▸ **Supplied records**
....
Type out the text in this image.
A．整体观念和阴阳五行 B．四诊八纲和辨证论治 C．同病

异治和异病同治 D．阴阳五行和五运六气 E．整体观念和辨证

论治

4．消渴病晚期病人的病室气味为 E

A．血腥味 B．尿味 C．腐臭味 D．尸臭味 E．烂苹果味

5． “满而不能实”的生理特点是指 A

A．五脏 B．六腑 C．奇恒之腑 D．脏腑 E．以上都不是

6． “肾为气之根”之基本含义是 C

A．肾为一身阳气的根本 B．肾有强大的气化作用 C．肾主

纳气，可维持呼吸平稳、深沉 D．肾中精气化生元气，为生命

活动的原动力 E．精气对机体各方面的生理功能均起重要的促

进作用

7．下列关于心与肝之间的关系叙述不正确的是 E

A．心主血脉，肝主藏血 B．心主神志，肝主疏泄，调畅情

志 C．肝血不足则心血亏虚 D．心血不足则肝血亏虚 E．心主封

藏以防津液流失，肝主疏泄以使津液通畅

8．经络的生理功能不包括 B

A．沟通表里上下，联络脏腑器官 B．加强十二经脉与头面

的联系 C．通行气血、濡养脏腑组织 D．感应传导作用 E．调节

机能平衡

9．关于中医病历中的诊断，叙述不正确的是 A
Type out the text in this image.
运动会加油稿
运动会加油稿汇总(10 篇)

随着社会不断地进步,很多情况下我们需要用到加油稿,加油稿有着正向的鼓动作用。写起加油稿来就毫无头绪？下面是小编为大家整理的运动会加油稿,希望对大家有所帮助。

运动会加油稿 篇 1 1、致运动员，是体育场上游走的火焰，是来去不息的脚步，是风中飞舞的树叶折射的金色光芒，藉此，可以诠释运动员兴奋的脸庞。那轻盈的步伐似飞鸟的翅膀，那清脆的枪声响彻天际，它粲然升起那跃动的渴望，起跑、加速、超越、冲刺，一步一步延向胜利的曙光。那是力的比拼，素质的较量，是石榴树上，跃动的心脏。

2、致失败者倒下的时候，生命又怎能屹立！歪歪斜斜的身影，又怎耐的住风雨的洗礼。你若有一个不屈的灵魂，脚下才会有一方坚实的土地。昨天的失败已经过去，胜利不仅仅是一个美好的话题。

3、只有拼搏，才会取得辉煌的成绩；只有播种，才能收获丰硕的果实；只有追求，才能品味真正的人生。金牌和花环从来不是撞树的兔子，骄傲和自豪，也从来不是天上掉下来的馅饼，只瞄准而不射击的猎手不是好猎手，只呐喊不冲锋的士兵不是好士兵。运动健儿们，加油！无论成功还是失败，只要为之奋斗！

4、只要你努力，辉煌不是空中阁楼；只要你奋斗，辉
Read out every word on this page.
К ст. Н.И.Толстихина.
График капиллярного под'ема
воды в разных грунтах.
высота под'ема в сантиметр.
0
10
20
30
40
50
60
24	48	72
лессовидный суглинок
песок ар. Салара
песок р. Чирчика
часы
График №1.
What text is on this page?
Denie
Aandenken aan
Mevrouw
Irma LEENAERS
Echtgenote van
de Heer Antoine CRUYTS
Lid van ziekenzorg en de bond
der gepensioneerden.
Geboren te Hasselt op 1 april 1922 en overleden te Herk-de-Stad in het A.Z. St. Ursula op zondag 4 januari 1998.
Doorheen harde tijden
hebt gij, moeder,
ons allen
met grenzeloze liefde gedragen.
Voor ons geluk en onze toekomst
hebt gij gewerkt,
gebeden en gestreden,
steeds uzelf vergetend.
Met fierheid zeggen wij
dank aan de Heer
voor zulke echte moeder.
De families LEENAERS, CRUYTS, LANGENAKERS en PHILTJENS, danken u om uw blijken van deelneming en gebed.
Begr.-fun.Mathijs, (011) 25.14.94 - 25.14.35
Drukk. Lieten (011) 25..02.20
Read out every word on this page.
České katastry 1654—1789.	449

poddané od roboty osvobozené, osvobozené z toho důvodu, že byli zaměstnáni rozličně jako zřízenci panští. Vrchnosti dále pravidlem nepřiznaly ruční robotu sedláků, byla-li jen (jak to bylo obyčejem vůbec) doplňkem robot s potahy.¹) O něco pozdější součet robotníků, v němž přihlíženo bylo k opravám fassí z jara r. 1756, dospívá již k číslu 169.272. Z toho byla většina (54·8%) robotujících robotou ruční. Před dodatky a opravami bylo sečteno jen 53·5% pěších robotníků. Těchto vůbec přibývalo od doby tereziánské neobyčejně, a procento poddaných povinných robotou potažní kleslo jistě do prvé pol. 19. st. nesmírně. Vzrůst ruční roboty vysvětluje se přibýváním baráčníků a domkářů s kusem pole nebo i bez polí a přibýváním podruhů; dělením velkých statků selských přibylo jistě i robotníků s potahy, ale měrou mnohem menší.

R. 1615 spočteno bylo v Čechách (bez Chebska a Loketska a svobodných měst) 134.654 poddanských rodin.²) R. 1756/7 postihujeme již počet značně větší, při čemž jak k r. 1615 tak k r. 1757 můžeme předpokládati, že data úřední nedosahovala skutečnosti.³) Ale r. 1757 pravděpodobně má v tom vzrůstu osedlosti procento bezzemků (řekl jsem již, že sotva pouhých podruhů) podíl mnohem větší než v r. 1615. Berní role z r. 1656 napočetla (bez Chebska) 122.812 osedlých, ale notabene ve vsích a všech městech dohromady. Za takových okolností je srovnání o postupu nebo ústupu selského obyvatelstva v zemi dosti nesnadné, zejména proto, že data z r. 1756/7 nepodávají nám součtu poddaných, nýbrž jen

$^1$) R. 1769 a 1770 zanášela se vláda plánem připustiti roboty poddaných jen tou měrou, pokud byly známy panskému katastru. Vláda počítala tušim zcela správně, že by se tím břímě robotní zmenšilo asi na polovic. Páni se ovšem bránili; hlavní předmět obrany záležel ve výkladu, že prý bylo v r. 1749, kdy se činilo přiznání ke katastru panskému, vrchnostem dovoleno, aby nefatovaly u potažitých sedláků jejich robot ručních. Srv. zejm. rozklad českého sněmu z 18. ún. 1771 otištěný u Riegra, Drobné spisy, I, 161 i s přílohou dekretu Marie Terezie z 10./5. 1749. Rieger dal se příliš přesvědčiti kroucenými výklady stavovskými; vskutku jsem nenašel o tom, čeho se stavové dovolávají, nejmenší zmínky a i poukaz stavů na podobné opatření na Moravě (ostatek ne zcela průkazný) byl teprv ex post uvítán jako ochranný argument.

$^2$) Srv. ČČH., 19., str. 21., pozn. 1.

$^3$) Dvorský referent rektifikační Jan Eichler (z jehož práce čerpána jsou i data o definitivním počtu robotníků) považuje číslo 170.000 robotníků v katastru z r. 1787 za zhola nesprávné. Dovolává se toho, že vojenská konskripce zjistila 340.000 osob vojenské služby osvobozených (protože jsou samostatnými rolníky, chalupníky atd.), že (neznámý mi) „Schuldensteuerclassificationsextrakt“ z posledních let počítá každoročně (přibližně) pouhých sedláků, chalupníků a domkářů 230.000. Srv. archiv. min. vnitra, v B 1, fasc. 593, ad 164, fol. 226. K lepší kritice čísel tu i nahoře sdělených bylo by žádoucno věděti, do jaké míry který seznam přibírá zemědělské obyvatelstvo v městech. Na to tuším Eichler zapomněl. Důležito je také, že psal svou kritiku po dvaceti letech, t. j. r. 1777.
....
▸ **Task details**
Print every entry exactly as written.

▸ **Exercise solution**
Type out the text in this image.
A．整体观念和阴阳五行 B．四诊八纲和辨证论治 C．同病

异治和异病同治 D．阴阳五行和五运六气 E．整体观念和辨证

论治

4．消渴病晚期病人的病室气味为 E

A．血腥味 B．尿味 C．腐臭味 D．尸臭味 E．烂苹果味

5． “满而不能实”的生理特点是指 A

A．五脏 B．六腑 C．奇恒之腑 D．脏腑 E．以上都不是

6． “肾为气之根”之基本含义是 C

A．肾为一身阳气的根本 B．肾有强大的气化作用 C．肾主

纳气，可维持呼吸平稳、深沉 D．肾中精气化生元气，为生命

活动的原动力 E．精气对机体各方面的生理功能均起重要的促

进作用

7．下列关于心与肝之间的关系叙述不正确的是 E

A．心主血脉，肝主藏血 B．心主神志，肝主疏泄，调畅情

志 C．肝血不足则心血亏虚 D．心血不足则肝血亏虚 E．心主封

藏以防津液流失，肝主疏泄以使津液通畅

8．经络的生理功能不包括 B

A．沟通表里上下，联络脏腑器官 B．加强十二经脉与头面

的联系 C．通行气血、濡养脏腑组织 D．感应传导作用 E．调节

机能平衡

9．关于中医病历中的诊断，叙述不正确的是 A
Type out the text in this image.
运动会加油稿
运动会加油稿汇总(10 篇)

随着社会不断地进步,很多情况下我们需要用到加油稿,加油稿有着正向的鼓动作用。写起加油稿来就毫无头绪？下面是小编为大家整理的运动会加油稿,希望对大家有所帮助。

运动会加油稿 篇 1 1、致运动员，是体育场上游走的火焰，是来去不息的脚步，是风中飞舞的树叶折射的金色光芒，藉此，可以诠释运动员兴奋的脸庞。那轻盈的步伐似飞鸟的翅膀，那清脆的枪声响彻天际，它粲然升起那跃动的渴望，起跑、加速、超越、冲刺，一步一步延向胜利的曙光。那是力的比拼，素质的较量，是石榴树上，跃动的心脏。

2、致失败者倒下的时候，生命又怎能屹立！歪歪斜斜的身影，又怎耐的住风雨的洗礼。你若有一个不屈的灵魂，脚下才会有一方坚实的土地。昨天的失败已经过去，胜利不仅仅是一个美好的话题。

3、只有拼搏，才会取得辉煌的成绩；只有播种，才能收获丰硕的果实；只有追求，才能品味真正的人生。金牌和花环从来不是撞树的兔子，骄傲和自豪，也从来不是天上掉下来的馅饼，只瞄准而不射击的猎手不是好猎手，只呐喊不冲锋的士兵不是好士兵。运动健儿们，加油！无论成功还是失败，只要为之奋斗！

4、只要你努力，辉煌不是空中阁楼；只要你奋斗，辉
Read out every word on this page.
К ст. Н.И.Толстихина.
График капиллярного под'ема
воды в разных грунтах.
высота под'ема в сантиметр.
0
10
20
30
40
50
60
24	48	72
лессовидный суглинок
песок ар. Салара
песок р. Чирчика
часы
График №1.
What text is on this page?
Denie
Aandenken aan
Mevrouw
Irma LEENAERS
Echtgenote van
de Heer Antoine CRUYTS
Lid van ziekenzorg en de bond
der gepensioneerden.
Geboren te Hasselt op 1 april 1922 en overleden te Herk-de-Stad in het A.Z. St. Ursula op zondag 4 januari 1998.
Doorheen harde tijden
hebt gij, moeder,
ons allen
met grenzeloze liefde gedragen.
Voor ons geluk en onze toekomst
hebt gij gewerkt,
gebeden en gestreden,
steeds uzelf vergetend.
Met fierheid zeggen wij
dank aan de Heer
voor zulke echte moeder.
De families LEENAERS, CRUYTS, LANGENAKERS en PHILTJENS, danken u om uw blijken van deelneming en gebed.
Begr.-fun.Mathijs, (011) 25.14.94 - 25.14.35
Drukk. Lieten (011) 25..02.20
Read out every word on this page.
České katastry 1654—1789.	449

poddané od roboty osvobozené, osvobozené z toho důvodu, že byli zaměstnáni rozličně jako zřízenci panští. Vrchnosti dále pravidlem nepřiznaly ruční robotu sedláků, byla-li jen (jak to bylo obyčejem vůbec) doplňkem robot s potahy.¹) O něco pozdější součet robotníků, v němž přihlíženo bylo k opravám fassí z jara r. 1756, dospívá již k číslu 169.272. Z toho byla většina (54·8%) robotujících robotou ruční. Před dodatky a opravami bylo sečteno jen 53·5% pěších robotníků. Těchto vůbec přibývalo od doby tereziánské neobyčejně, a procento poddaných povinných robotou potažní kleslo jistě do prvé pol. 19. st. nesmírně. Vzrůst ruční roboty vysvětluje se přibýváním baráčníků a domkářů s kusem pole nebo i bez polí a přibýváním podruhů; dělením velkých statků selských přibylo jistě i robotníků s potahy, ale měrou mnohem menší.

R. 1615 spočteno bylo v Čechách (bez Chebska a Loketska a svobodných měst) 134.654 poddanských rodin.²) R. 1756/7 postihujeme již počet značně větší, při čemž jak k r. 1615 tak k r. 1757 můžeme předpokládati, že data úřední nedosahovala skutečnosti.³) Ale r. 1757 pravděpodobně má v tom vzrůstu osedlosti procento bezzemků (řekl jsem již, že sotva pouhých podruhů) podíl mnohem větší než v r. 1615. Berní role z r. 1656 napočetla (bez Chebska) 122.812 osedlých, ale notabene ve vsích a všech městech dohromady. Za takových okolností je srovnání o postupu nebo ústupu selského obyvatelstva v zemi dosti nesnadné, zejména proto, že data z r. 1756/7 nepodávají nám součtu poddaných, nýbrž jen

$^1$) R. 1769 a 1770 zanášela se vláda plánem připustiti roboty poddaných jen tou měrou, pokud byly známy panskému katastru. Vláda počítala tušim zcela správně, že by se tím břímě robotní zmenšilo asi na polovic. Páni se ovšem bránili; hlavní předmět obrany záležel ve výkladu, že prý bylo v r. 1749, kdy se činilo přiznání ke katastru panskému, vrchnostem dovoleno, aby nefatovaly u potažitých sedláků jejich robot ručních. Srv. zejm. rozklad českého sněmu z 18. ún. 1771 otištěný u Riegra, Drobné spisy, I, 161 i s přílohou dekretu Marie Terezie z 10./5. 1749. Rieger dal se příliš přesvědčiti kroucenými výklady stavovskými; vskutku jsem nenašel o tom, čeho se stavové dovolávají, nejmenší zmínky a i poukaz stavů na podobné opatření na Moravě (ostatek ne zcela průkazný) byl teprv ex post uvítán jako ochranný argument.

$^2$) Srv. ČČH., 19., str. 21., pozn. 1.

$^3$) Dvorský referent rektifikační Jan Eichler (z jehož práce čerpána jsou i data o definitivním počtu robotníků) považuje číslo 170.000 robotníků v katastru z r. 1787 za zhola nesprávné. Dovolává se toho, že vojenská konskripce zjistila 340.000 osob vojenské služby osvobozených (protože jsou samostatnými rolníky, chalupníky atd.), že (neznámý mi) „Schuldensteuerclassificationsextrakt“ z posledních let počítá každoročně (přibližně) pouhých sedláků, chalupníků a domkářů 230.000. Srv. archiv. min. vnitra, v B 1, fasc. 593, ad 164, fol. 226. K lepší kritice čísel tu i nahoře sdělených bylo by žádoucno věděti, do jaké míry který seznam přibírá zemědělské obyvatelstvo v městech. Na to tuším Eichler zapomněl. Důležito je také, že psal svou kritiku po dvaceti letech, t. j. r. 1777.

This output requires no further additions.